Tasks →
1. Please edit the passage on church change below from "Sure, your call" to "change consistently underestimate.", inclusive, swapping "pastors" for "leaders".
2. Continue the passage on church change below, starting after its final sentence.

Reading text →
○ ○ ○ ○ ○

You made a change. You did not make it carelessly. You prayed about it, planned it, and communicated it.
The change needed to be made, too. Weirdly, everyone you asked agreed. Your board agreed. Volunteers were on board.
And some people still pushed back.
Are these people resistant by nature? Maybe difficult. Maybe a little disloyal.
Sure, your call might be wrong. But it sure felt like the right thing to do. That change had to be made!
Not Every Pushback Is Rebellion
Here is what pastors leading change consistently underestimate.
When anything significant changes in a church, something invisible happens alongside the logistics. People who invested years building what exists now have to reconcile that investment with an outcome they did not choose.
They prayed for the church to survive. They gave. They served. They stayed through the lean years.
And the answer to their prayers now looks like a change they didn’t see coming.
That is not defiance. That is grief.

○ ○ ○ ○ ○

Available data →
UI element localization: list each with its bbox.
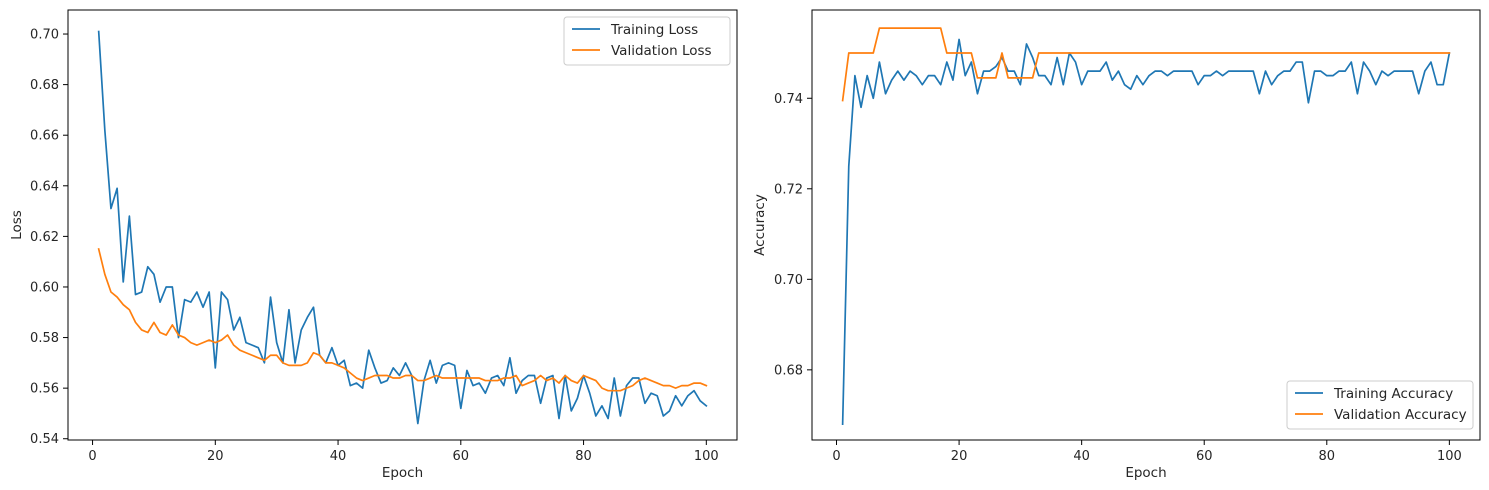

○ ○ ○ ○ ○

Answers below →
1.
Sure, your call might be wrong. But it sure felt like the right thing to do. That change had to be made!
Not Every Pushback Is Rebellion
Here is what leaders leading change consistently underestimate.

2.
Grief and resistance can look identical from the front of the room. Both show up as questions. Both slow momentum. Both create friction in the hallway after the service. But they are not the same thing. And if you lead them the same way, you will make a pastoral error that compounds quietly over time.
The Misread That Costs You
Some people in your church are not fighting your vision. They are disoriented by how it arrived.
They are trying to locate themselves inside a story they did not write. And they are trying to find their place inside the new story, which they aren’t sure is necessary. Trying to figure out whether what they built still matters. Trying to reconcile what they believed God was doing with what God apparently did.
That question deserves pastoral attention, not strategic management.
The problem is that change pushes pastors toward categorization. You need to know who is with you and who is not. That is a real pressure. But the categories most leaders use in that moment are too blunt. Too binary.
Loyal and disloyal. Aligned and resistant. With you or against you.
What gets lost in that framework is the person who is genuinely, painfully, theologically disoriented. They want to follow. They do not know how yet.
Do not treat disorientation like rebellion.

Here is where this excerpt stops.